=== Aim of the exercise ===
From the entries below, gather every line containing the string "平法施工图制图规则".

=== Record excerpts ===
------------------------------------------------------------------------

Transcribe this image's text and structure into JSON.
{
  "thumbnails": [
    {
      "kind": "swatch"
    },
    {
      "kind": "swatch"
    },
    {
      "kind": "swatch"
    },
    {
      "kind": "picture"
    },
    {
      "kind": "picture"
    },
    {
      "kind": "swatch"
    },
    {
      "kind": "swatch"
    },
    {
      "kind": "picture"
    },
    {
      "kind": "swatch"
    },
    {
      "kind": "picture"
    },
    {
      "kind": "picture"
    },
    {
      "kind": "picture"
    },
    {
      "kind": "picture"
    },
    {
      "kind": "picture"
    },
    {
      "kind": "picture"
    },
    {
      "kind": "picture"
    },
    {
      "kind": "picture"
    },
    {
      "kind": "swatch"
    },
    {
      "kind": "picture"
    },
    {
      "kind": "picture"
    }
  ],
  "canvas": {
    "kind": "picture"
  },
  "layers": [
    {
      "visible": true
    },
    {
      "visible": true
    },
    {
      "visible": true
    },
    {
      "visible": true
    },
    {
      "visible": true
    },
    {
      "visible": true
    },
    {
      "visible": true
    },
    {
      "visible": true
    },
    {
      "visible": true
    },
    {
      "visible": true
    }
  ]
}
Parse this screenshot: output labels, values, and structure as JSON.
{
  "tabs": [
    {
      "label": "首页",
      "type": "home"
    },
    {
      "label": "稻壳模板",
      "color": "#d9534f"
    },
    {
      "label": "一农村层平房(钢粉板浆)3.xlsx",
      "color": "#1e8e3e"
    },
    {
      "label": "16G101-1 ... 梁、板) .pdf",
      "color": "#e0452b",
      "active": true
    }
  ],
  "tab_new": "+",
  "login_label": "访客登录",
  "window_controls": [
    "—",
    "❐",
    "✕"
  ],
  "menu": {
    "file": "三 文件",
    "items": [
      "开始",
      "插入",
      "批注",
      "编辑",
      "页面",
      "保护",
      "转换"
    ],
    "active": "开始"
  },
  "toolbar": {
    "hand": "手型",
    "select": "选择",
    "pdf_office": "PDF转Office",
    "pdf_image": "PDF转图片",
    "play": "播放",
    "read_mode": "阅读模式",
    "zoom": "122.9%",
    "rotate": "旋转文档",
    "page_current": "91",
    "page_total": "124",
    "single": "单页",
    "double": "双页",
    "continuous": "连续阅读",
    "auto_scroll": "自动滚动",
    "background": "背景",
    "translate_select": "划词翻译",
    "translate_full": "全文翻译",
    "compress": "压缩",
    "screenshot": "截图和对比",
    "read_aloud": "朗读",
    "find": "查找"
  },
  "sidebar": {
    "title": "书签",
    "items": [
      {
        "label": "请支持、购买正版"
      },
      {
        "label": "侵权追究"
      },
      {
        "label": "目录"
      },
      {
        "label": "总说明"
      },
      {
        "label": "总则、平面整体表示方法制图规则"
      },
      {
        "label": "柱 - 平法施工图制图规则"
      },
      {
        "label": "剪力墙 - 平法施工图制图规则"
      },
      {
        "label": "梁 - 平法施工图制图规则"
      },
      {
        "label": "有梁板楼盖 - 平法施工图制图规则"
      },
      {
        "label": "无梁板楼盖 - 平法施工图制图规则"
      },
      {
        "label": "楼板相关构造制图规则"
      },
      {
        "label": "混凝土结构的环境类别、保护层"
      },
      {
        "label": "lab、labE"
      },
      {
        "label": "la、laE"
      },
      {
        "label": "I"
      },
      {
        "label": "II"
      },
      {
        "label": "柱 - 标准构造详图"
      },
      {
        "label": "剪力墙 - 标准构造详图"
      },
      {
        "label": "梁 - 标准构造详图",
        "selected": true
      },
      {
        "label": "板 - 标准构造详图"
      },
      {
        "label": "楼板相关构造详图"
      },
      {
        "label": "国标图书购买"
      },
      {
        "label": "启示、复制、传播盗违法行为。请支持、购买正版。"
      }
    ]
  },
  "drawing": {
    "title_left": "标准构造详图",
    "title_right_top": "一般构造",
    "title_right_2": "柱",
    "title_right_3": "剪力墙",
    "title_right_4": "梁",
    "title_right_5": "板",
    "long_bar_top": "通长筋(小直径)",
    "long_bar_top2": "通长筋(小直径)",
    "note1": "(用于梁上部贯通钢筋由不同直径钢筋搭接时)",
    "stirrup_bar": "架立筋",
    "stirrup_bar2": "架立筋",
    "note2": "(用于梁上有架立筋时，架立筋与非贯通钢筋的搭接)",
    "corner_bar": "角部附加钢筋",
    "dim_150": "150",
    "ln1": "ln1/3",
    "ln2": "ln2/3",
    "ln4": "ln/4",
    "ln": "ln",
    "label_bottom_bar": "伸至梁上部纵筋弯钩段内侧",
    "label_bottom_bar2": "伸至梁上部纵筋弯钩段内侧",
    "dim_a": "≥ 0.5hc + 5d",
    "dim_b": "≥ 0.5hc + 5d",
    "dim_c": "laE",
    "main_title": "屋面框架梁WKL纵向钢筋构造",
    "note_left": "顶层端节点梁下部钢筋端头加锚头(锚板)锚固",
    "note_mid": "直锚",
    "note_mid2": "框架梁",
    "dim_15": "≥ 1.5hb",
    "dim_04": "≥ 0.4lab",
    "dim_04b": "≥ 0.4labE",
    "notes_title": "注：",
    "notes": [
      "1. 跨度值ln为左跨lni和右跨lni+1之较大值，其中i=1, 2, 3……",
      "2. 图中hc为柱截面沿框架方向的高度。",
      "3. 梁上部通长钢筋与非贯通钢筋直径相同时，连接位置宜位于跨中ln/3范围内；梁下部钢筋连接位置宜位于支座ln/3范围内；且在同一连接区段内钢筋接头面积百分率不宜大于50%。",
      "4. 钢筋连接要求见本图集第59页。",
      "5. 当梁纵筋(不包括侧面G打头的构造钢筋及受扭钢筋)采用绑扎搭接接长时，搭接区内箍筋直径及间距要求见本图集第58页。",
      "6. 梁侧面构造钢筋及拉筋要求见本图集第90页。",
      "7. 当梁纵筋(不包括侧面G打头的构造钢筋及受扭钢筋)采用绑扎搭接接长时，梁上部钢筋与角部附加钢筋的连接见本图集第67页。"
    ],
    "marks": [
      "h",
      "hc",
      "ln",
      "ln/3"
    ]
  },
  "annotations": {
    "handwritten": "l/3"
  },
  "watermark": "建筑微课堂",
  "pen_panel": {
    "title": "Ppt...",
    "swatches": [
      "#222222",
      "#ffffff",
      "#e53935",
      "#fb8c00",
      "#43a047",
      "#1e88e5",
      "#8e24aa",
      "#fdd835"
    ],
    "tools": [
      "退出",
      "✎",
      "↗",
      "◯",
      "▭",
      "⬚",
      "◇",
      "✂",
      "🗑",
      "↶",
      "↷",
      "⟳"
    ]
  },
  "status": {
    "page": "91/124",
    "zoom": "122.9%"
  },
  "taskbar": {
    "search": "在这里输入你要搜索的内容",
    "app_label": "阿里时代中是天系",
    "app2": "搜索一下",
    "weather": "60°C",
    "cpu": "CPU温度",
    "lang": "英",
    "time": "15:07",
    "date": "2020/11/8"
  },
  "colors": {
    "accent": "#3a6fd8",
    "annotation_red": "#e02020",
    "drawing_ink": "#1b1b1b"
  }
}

------------------------------------------------------------------------

=== Expected answer ===
        "label": "柱 - 平法施工图制图规则"
        "label": "剪力墙 - 平法施工图制图规则"
        "label": "梁 - 平法施工图制图规则"
        "label": "有梁板楼盖 - 平法施工图制图规则"
        "label": "无梁板楼盖 - 平法施工图制图规则"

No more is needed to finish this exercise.